● TASK GOAL
Scan the data below. Pull out each line where "screenshot" occurs.
━━━━━━━━
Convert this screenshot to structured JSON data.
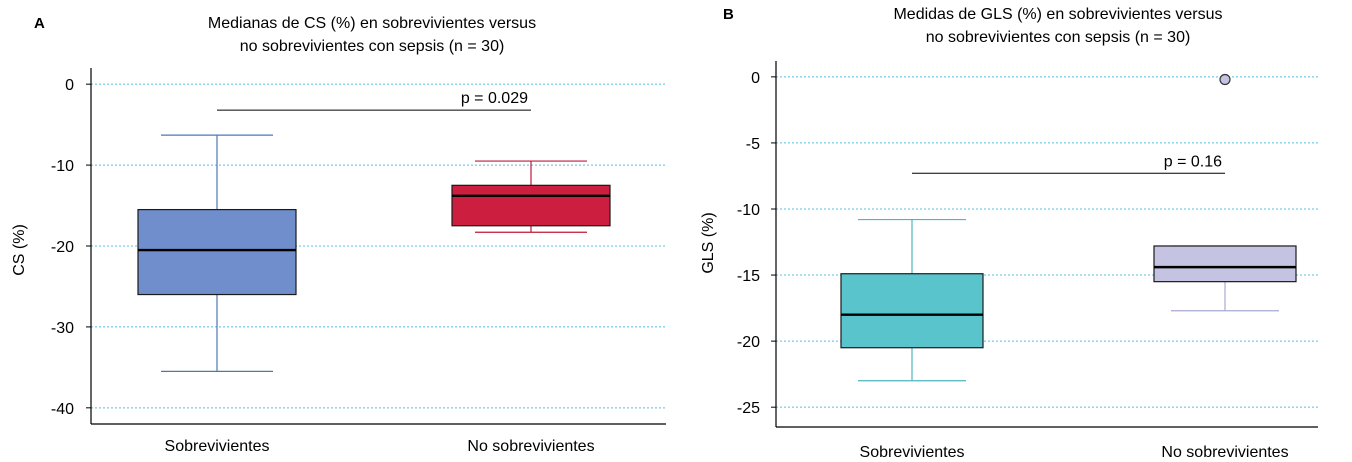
{
  "chart_data": [
    {
      "type": "box",
      "panel_label": "A",
      "title_lines": [
        "Medianas de CS (%) en sobrevivientes versus",
        "no sobrevivientes con sepsis (n = 30)"
      ],
      "xlabel": "",
      "ylabel": "CS (%)",
      "ylim": [
        -42,
        2
      ],
      "yticks": [
        0,
        -10,
        -20,
        -30,
        -40
      ],
      "ytick_labels": [
        "0",
        "-10",
        "-20",
        "-30",
        "-40"
      ],
      "grid": true,
      "categories": [
        "Sobrevivientes",
        "No sobrevivientes"
      ],
      "boxes": [
        {
          "category": "Sobrevivientes",
          "whisker_low": -35.5,
          "q1": -26,
          "median": -20.5,
          "q3": -15.5,
          "whisker_high": -6.3,
          "fill": "#6f8ecb",
          "stroke": "#4a78b5",
          "outliers": []
        },
        {
          "category": "No sobrevivientes",
          "whisker_low": -18.3,
          "q1": -17.5,
          "median": -13.8,
          "q3": -12.5,
          "whisker_high": -9.5,
          "fill": "#cc1f40",
          "stroke": "#c0183a",
          "outliers": []
        }
      ],
      "annotation": {
        "text": "p = 0.029",
        "y": -3.2,
        "from": "Sobrevivientes",
        "to": "No sobrevivientes"
      }
    },
    {
      "type": "box",
      "panel_label": "B",
      "title_lines": [
        "Medidas de GLS (%) en sobrevivientes versus",
        "no sobrevivientes con sepsis (n = 30)"
      ],
      "xlabel": "",
      "ylabel": "GLS (%)",
      "ylim": [
        -26.5,
        1.2
      ],
      "yticks": [
        0,
        -5,
        -10,
        -15,
        -20,
        -25
      ],
      "ytick_labels": [
        "0",
        "-5",
        "-10",
        "-15",
        "-20",
        "-25"
      ],
      "grid": true,
      "categories": [
        "Sobrevivientes",
        "No sobrevivientes"
      ],
      "boxes": [
        {
          "category": "Sobrevivientes",
          "whisker_low": -23,
          "q1": -20.5,
          "median": -18,
          "q3": -14.9,
          "whisker_high": -10.8,
          "fill": "#5ac4cd",
          "stroke": "#4fb5bd",
          "outliers": []
        },
        {
          "category": "No sobrevivientes",
          "whisker_low": -17.7,
          "q1": -15.5,
          "median": -14.4,
          "q3": -12.8,
          "whisker_high": -12.8,
          "fill": "#c4c3e2",
          "stroke": "#aaa9d0",
          "outliers": [
            -0.2
          ]
        }
      ],
      "annotation": {
        "text": "p = 0.16",
        "y": -7.3,
        "from": "Sobrevivientes",
        "to": "No sobrevivientes"
      }
    }
  ],
  "colors": {
    "grid": "#55bfe8",
    "axis": "#000000",
    "median": "#000000"
  }
}
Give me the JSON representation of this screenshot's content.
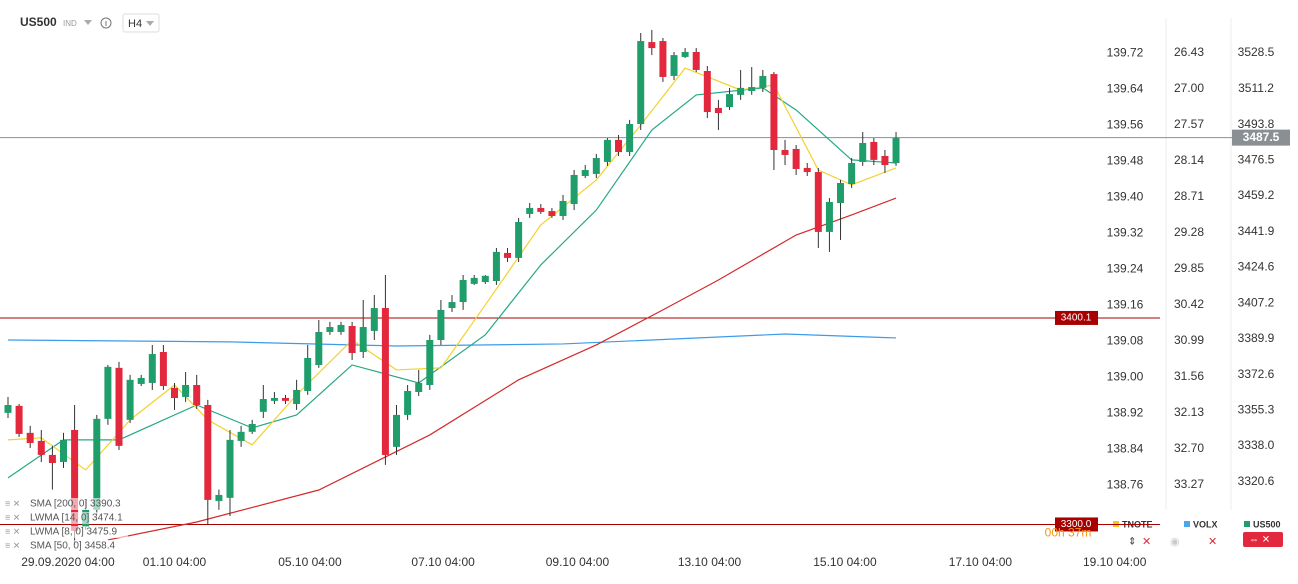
━━━━━━━━
● WRITTEN ANSWER
Convert this screenshot to structured JSON data.
Give me the JSON representation of this screenshot's content.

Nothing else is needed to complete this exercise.